#### EXERCISE GOAL:
Print the records below word for word, but leave out the pictures.

## start EXTRACTED RECORDS

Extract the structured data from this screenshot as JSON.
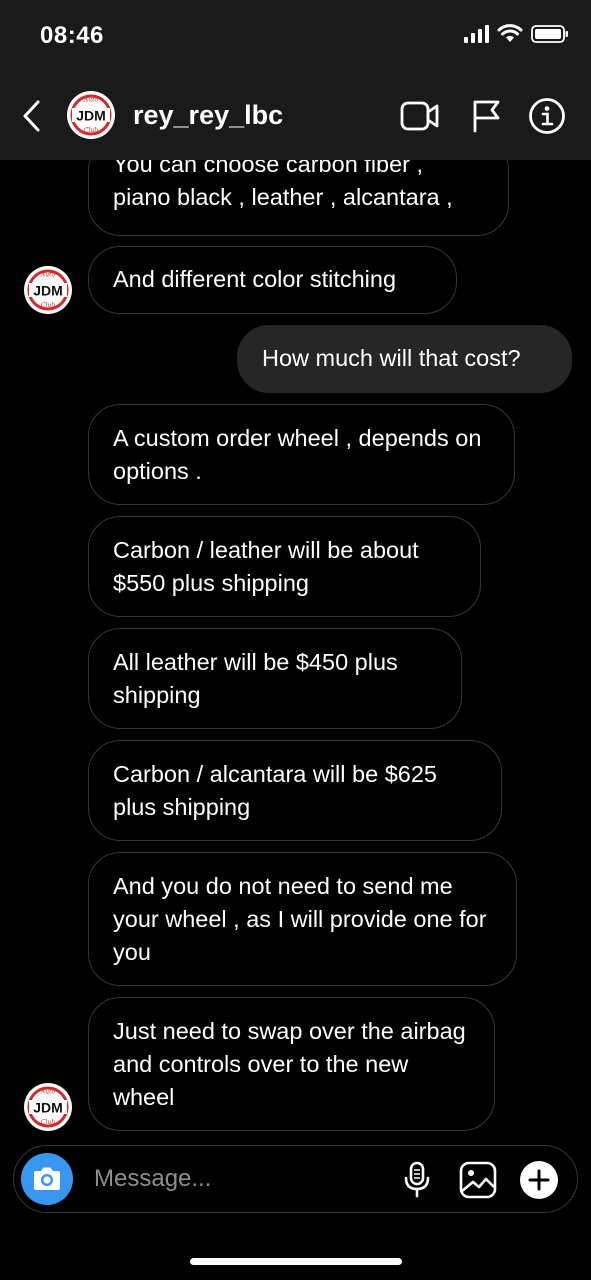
{
  "status_bar": {
    "time": "08:46"
  },
  "header": {
    "username": "rey_rey_lbc",
    "avatar_icon": "jdm-auto-club-logo"
  },
  "avatar_logo": {
    "line1": "Auto",
    "main": "JDM",
    "line2": "Club"
  },
  "messages": [
    {
      "direction": "incoming",
      "text": "You can choose carbon fiber , piano black , leather , alcantara ,"
    },
    {
      "direction": "incoming",
      "text": "And different color stitching"
    },
    {
      "direction": "outgoing",
      "text": "How much will that cost?"
    },
    {
      "direction": "incoming",
      "text": "A custom order wheel , depends on options ."
    },
    {
      "direction": "incoming",
      "text": "Carbon / leather will be about $550 plus shipping"
    },
    {
      "direction": "incoming",
      "text": "All leather will be $450 plus shipping"
    },
    {
      "direction": "incoming",
      "text": "Carbon / alcantara will be $625 plus shipping"
    },
    {
      "direction": "incoming",
      "text": "And you do not need to send me your wheel , as I will provide one for you"
    },
    {
      "direction": "incoming",
      "text": "Just need to swap over the airbag and controls over to the new wheel"
    }
  ],
  "composer": {
    "placeholder": "Message..."
  },
  "colors": {
    "background": "#000000",
    "bar": "#1a1a1a",
    "incoming_border": "#363636",
    "outgoing_fill": "#262626",
    "camera_button": "#3897f0",
    "placeholder": "#8e8e8e",
    "logo_red": "#d12a2a"
  }
}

## end EXTRACTED RECORDS

#### FINISHED EXERCISE:
Extract the structured data from this screenshot as JSON.
{
  "status_bar": {
    "time": "08:46"
  },
  "header": {
    "username": "rey_rey_lbc",
    "avatar_icon": "jdm-auto-club-logo"
  },
  "avatar_logo": {
    "line1": "Auto",
    "main": "JDM",
    "line2": "Club"
  },
  "messages": [
    {
      "direction": "incoming",
      "text": "You can choose carbon fiber , piano black , leather , alcantara ,"
    },
    {
      "direction": "incoming",
      "text": "And different color stitching"
    },
    {
      "direction": "outgoing",
      "text": "How much will that cost?"
    },
    {
      "direction": "incoming",
      "text": "A custom order wheel , depends on options ."
    },
    {
      "direction": "incoming",
      "text": "Carbon / leather will be about $550 plus shipping"
    },
    {
      "direction": "incoming",
      "text": "All leather will be $450 plus shipping"
    },
    {
      "direction": "incoming",
      "text": "Carbon / alcantara will be $625 plus shipping"
    },
    {
      "direction": "incoming",
      "text": "And you do not need to send me your wheel , as I will provide one for you"
    },
    {
      "direction": "incoming",
      "text": "Just need to swap over the airbag and controls over to the new wheel"
    }
  ],
  "composer": {
    "placeholder": "Message..."
  },
  "colors": {
    "background": "#000000",
    "bar": "#1a1a1a",
    "incoming_border": "#363636",
    "outgoing_fill": "#262626",
    "camera_button": "#3897f0",
    "placeholder": "#8e8e8e",
    "logo_red": "#d12a2a"
  }
}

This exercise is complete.